• SET PROBLEM
Write out the whole listing exactly as it stands.

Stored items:
▬▬▬
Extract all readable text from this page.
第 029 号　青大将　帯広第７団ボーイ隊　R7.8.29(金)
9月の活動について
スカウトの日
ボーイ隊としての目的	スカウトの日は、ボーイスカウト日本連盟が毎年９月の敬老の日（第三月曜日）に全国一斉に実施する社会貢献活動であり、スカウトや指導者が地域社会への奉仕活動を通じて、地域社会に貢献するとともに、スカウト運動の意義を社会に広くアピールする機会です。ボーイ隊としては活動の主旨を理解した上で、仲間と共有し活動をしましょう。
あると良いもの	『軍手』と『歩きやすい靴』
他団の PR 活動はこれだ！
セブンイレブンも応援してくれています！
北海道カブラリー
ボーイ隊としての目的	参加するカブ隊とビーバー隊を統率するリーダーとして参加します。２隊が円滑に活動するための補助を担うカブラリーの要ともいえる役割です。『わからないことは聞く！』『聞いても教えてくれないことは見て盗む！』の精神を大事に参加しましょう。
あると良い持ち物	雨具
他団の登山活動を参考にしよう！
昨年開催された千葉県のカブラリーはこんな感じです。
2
▬▬▬
• REPLY TO THE EXERCISE
Extract all readable text from this page.
第 029 号　青大将　帯広第７団ボーイ隊　R7.8.29(金)
9月の活動について
スカウトの日
ボーイ隊としての目的	スカウトの日は、ボーイスカウト日本連盟が毎年９月の敬老の日（第三月曜日）に全国一斉に実施する社会貢献活動であり、スカウトや指導者が地域社会への奉仕活動を通じて、地域社会に貢献するとともに、スカウト運動の意義を社会に広くアピールする機会です。ボーイ隊としては活動の主旨を理解した上で、仲間と共有し活動をしましょう。
あると良いもの	『軍手』と『歩きやすい靴』
他団の PR 活動はこれだ！
セブンイレブンも応援してくれています！
北海道カブラリー
ボーイ隊としての目的	参加するカブ隊とビーバー隊を統率するリーダーとして参加します。２隊が円滑に活動するための補助を担うカブラリーの要ともいえる役割です。『わからないことは聞く！』『聞いても教えてくれないことは見て盗む！』の精神を大事に参加しましょう。
あると良い持ち物	雨具
他団の登山活動を参考にしよう！
昨年開催された千葉県のカブラリーはこんな感じです。
2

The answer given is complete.